* Records *

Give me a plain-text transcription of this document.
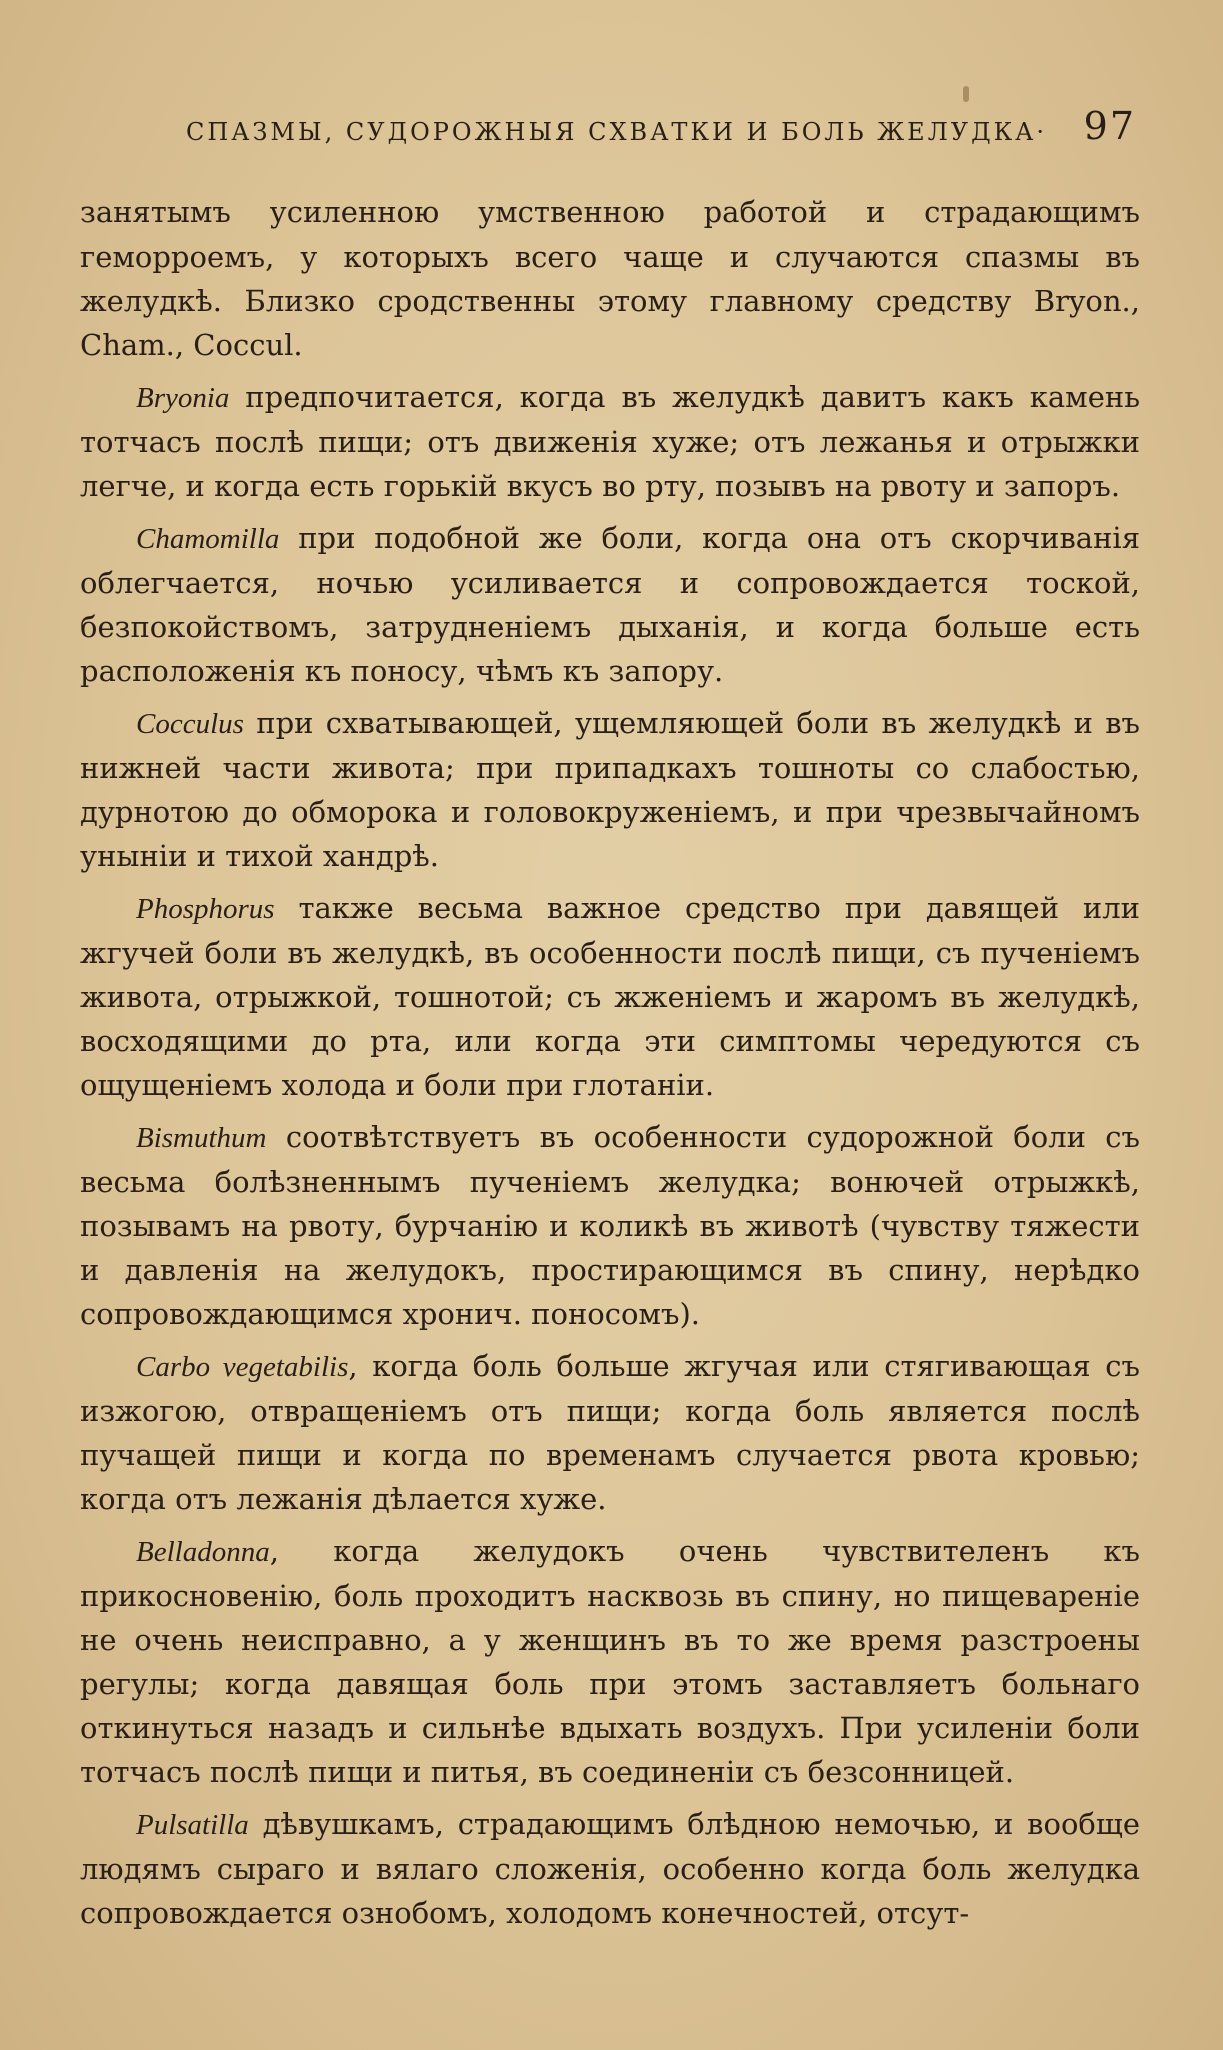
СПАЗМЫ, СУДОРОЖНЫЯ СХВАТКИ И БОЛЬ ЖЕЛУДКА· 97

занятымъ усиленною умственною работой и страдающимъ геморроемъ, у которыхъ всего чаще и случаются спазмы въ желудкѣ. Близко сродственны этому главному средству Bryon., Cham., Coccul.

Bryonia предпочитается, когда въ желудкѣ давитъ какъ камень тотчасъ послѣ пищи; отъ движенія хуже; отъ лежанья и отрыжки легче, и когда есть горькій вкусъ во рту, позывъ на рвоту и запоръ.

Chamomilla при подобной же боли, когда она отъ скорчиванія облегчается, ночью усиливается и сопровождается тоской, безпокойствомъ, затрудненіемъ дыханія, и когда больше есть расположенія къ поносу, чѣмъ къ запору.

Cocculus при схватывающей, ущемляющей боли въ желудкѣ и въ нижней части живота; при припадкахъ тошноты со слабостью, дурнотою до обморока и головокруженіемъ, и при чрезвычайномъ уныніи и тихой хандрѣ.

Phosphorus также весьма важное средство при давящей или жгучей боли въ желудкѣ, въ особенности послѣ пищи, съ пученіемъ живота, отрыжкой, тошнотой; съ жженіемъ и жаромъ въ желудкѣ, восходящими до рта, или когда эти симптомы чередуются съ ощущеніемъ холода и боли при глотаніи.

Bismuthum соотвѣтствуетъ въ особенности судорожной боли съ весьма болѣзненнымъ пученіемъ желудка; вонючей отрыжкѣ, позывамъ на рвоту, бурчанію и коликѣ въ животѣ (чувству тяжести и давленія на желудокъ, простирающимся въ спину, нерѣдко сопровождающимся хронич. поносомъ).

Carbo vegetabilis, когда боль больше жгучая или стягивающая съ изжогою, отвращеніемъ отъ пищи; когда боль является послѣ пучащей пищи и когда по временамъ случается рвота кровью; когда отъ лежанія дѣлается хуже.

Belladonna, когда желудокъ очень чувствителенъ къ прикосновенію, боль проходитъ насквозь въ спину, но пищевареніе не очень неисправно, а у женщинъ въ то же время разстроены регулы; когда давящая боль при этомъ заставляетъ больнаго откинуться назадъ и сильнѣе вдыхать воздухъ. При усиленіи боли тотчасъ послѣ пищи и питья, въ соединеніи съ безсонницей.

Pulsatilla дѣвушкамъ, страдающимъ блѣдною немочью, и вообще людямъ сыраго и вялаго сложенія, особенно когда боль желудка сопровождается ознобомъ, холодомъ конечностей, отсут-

* Aim of the exercise *
Reproduce all the entries that precede this task, word for word, minus any pictures.

* Finished exercise *
Give me a plain-text transcription of this document.
СПАЗМЫ, СУДОРОЖНЫЯ СХВАТКИ И БОЛЬ ЖЕЛУДКА· 97

занятымъ усиленною умственною работой и страдающимъ геморроемъ, у которыхъ всего чаще и случаются спазмы въ желудкѣ. Близко сродственны этому главному средству Bryon., Cham., Coccul.

Bryonia предпочитается, когда въ желудкѣ давитъ какъ камень тотчасъ послѣ пищи; отъ движенія хуже; отъ лежанья и отрыжки легче, и когда есть горькій вкусъ во рту, позывъ на рвоту и запоръ.

Chamomilla при подобной же боли, когда она отъ скорчиванія облегчается, ночью усиливается и сопровождается тоской, безпокойствомъ, затрудненіемъ дыханія, и когда больше есть расположенія къ поносу, чѣмъ къ запору.

Cocculus при схватывающей, ущемляющей боли въ желудкѣ и въ нижней части живота; при припадкахъ тошноты со слабостью, дурнотою до обморока и головокруженіемъ, и при чрезвычайномъ уныніи и тихой хандрѣ.

Phosphorus также весьма важное средство при давящей или жгучей боли въ желудкѣ, въ особенности послѣ пищи, съ пученіемъ живота, отрыжкой, тошнотой; съ жженіемъ и жаромъ въ желудкѣ, восходящими до рта, или когда эти симптомы чередуются съ ощущеніемъ холода и боли при глотаніи.

Bismuthum соотвѣтствуетъ въ особенности судорожной боли съ весьма болѣзненнымъ пученіемъ желудка; вонючей отрыжкѣ, позывамъ на рвоту, бурчанію и коликѣ въ животѣ (чувству тяжести и давленія на желудокъ, простирающимся въ спину, нерѣдко сопровождающимся хронич. поносомъ).

Carbo vegetabilis, когда боль больше жгучая или стягивающая съ изжогою, отвращеніемъ отъ пищи; когда боль является послѣ пучащей пищи и когда по временамъ случается рвота кровью; когда отъ лежанія дѣлается хуже.

Belladonna, когда желудокъ очень чувствителенъ къ прикосновенію, боль проходитъ насквозь въ спину, но пищевареніе не очень неисправно, а у женщинъ въ то же время разстроены регулы; когда давящая боль при этомъ заставляетъ больнаго откинуться назадъ и сильнѣе вдыхать воздухъ. При усиленіи боли тотчасъ послѣ пищи и питья, въ соединеніи съ безсонницей.

Pulsatilla дѣвушкамъ, страдающимъ блѣдною немочью, и вообще людямъ сыраго и вялаго сложенія, особенно когда боль желудка сопровождается ознобомъ, холодомъ конечностей, отсут-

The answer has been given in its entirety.